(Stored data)
====================
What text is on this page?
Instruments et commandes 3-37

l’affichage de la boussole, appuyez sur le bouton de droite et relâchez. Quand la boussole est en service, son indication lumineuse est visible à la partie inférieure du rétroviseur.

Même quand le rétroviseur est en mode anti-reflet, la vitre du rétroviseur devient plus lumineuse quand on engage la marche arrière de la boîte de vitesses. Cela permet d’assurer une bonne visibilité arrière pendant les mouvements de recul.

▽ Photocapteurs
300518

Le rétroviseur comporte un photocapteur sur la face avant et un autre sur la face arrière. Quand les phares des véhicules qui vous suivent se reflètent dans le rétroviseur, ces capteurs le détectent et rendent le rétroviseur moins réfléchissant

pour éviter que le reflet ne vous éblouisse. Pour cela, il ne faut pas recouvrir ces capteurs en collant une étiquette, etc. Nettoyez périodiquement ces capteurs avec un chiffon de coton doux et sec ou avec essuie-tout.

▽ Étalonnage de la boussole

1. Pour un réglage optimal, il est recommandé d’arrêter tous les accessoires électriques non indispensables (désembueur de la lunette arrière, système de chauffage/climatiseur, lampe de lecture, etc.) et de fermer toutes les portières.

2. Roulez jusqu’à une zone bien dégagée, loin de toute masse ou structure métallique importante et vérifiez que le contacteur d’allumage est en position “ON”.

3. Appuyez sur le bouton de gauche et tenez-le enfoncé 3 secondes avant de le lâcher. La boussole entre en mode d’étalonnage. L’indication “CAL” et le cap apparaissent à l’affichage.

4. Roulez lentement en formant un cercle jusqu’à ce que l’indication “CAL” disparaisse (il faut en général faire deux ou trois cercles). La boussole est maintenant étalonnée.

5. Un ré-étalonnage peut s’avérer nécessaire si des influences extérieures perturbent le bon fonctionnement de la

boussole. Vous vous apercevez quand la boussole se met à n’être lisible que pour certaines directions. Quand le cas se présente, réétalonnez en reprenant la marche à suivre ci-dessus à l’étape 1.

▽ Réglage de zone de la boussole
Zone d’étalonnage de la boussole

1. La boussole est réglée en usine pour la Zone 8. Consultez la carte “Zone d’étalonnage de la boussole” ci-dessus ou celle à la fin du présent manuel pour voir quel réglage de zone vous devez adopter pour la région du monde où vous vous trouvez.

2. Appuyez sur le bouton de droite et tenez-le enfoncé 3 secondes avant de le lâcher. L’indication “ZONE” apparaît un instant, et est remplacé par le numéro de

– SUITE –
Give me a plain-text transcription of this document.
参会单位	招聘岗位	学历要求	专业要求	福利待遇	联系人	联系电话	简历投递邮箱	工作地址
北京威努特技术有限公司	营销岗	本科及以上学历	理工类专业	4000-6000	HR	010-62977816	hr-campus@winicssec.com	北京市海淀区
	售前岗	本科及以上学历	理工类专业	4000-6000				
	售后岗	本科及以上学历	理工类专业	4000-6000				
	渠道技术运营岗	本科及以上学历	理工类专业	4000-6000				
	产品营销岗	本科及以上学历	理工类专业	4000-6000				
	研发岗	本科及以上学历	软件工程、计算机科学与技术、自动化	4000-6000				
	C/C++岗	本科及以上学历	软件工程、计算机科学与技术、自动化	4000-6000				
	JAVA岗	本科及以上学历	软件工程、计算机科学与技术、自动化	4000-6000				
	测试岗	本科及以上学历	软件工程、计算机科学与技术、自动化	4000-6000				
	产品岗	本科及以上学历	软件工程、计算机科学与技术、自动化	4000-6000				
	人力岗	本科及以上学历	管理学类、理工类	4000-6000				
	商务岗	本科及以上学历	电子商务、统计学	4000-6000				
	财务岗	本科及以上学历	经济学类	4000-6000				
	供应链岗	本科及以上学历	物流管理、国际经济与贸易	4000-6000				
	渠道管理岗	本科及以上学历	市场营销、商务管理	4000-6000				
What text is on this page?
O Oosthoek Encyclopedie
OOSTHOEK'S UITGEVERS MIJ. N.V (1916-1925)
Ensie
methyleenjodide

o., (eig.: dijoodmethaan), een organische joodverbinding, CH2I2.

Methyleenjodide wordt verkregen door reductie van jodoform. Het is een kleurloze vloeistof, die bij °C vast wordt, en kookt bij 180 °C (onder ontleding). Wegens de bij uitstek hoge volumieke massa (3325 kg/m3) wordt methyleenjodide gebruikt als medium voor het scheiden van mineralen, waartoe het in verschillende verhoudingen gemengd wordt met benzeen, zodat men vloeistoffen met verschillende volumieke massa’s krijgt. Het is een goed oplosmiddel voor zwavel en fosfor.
====================
_Directions_
Faithfully reproduce all of the records, character for character.

_Answer to the exercise_
What text is on this page?
Instruments et commandes 3-37

l’affichage de la boussole, appuyez sur le bouton de droite et relâchez. Quand la boussole est en service, son indication lumineuse est visible à la partie inférieure du rétroviseur.

Même quand le rétroviseur est en mode anti-reflet, la vitre du rétroviseur devient plus lumineuse quand on engage la marche arrière de la boîte de vitesses. Cela permet d’assurer une bonne visibilité arrière pendant les mouvements de recul.

▽ Photocapteurs
300518

Le rétroviseur comporte un photocapteur sur la face avant et un autre sur la face arrière. Quand les phares des véhicules qui vous suivent se reflètent dans le rétroviseur, ces capteurs le détectent et rendent le rétroviseur moins réfléchissant

pour éviter que le reflet ne vous éblouisse. Pour cela, il ne faut pas recouvrir ces capteurs en collant une étiquette, etc. Nettoyez périodiquement ces capteurs avec un chiffon de coton doux et sec ou avec essuie-tout.

▽ Étalonnage de la boussole

1. Pour un réglage optimal, il est recommandé d’arrêter tous les accessoires électriques non indispensables (désembueur de la lunette arrière, système de chauffage/climatiseur, lampe de lecture, etc.) et de fermer toutes les portières.

2. Roulez jusqu’à une zone bien dégagée, loin de toute masse ou structure métallique importante et vérifiez que le contacteur d’allumage est en position “ON”.

3. Appuyez sur le bouton de gauche et tenez-le enfoncé 3 secondes avant de le lâcher. La boussole entre en mode d’étalonnage. L’indication “CAL” et le cap apparaissent à l’affichage.

4. Roulez lentement en formant un cercle jusqu’à ce que l’indication “CAL” disparaisse (il faut en général faire deux ou trois cercles). La boussole est maintenant étalonnée.

5. Un ré-étalonnage peut s’avérer nécessaire si des influences extérieures perturbent le bon fonctionnement de la

boussole. Vous vous apercevez quand la boussole se met à n’être lisible que pour certaines directions. Quand le cas se présente, réétalonnez en reprenant la marche à suivre ci-dessus à l’étape 1.

▽ Réglage de zone de la boussole
Zone d’étalonnage de la boussole

1. La boussole est réglée en usine pour la Zone 8. Consultez la carte “Zone d’étalonnage de la boussole” ci-dessus ou celle à la fin du présent manuel pour voir quel réglage de zone vous devez adopter pour la région du monde où vous vous trouvez.

2. Appuyez sur le bouton de droite et tenez-le enfoncé 3 secondes avant de le lâcher. L’indication “ZONE” apparaît un instant, et est remplacé par le numéro de

– SUITE –
Give me a plain-text transcription of this document.
参会单位	招聘岗位	学历要求	专业要求	福利待遇	联系人	联系电话	简历投递邮箱	工作地址
北京威努特技术有限公司	营销岗	本科及以上学历	理工类专业	4000-6000	HR	010-62977816	hr-campus@winicssec.com	北京市海淀区
	售前岗	本科及以上学历	理工类专业	4000-6000				
	售后岗	本科及以上学历	理工类专业	4000-6000				
	渠道技术运营岗	本科及以上学历	理工类专业	4000-6000				
	产品营销岗	本科及以上学历	理工类专业	4000-6000				
	研发岗	本科及以上学历	软件工程、计算机科学与技术、自动化	4000-6000				
	C/C++岗	本科及以上学历	软件工程、计算机科学与技术、自动化	4000-6000				
	JAVA岗	本科及以上学历	软件工程、计算机科学与技术、自动化	4000-6000				
	测试岗	本科及以上学历	软件工程、计算机科学与技术、自动化	4000-6000				
	产品岗	本科及以上学历	软件工程、计算机科学与技术、自动化	4000-6000				
	人力岗	本科及以上学历	管理学类、理工类	4000-6000				
	商务岗	本科及以上学历	电子商务、统计学	4000-6000				
	财务岗	本科及以上学历	经济学类	4000-6000				
	供应链岗	本科及以上学历	物流管理、国际经济与贸易	4000-6000				
	渠道管理岗	本科及以上学历	市场营销、商务管理	4000-6000				
What text is on this page?
O Oosthoek Encyclopedie
OOSTHOEK'S UITGEVERS MIJ. N.V (1916-1925)
Ensie
methyleenjodide

o., (eig.: dijoodmethaan), een organische joodverbinding, CH2I2.

Methyleenjodide wordt verkregen door reductie van jodoform. Het is een kleurloze vloeistof, die bij °C vast wordt, en kookt bij 180 °C (onder ontleding). Wegens de bij uitstek hoge volumieke massa (3325 kg/m3) wordt methyleenjodide gebruikt als medium voor het scheiden van mineralen, waartoe het in verschillende verhoudingen gemengd wordt met benzeen, zodat men vloeistoffen met verschillende volumieke massa’s krijgt. Het is een goed oplosmiddel voor zwavel en fosfor.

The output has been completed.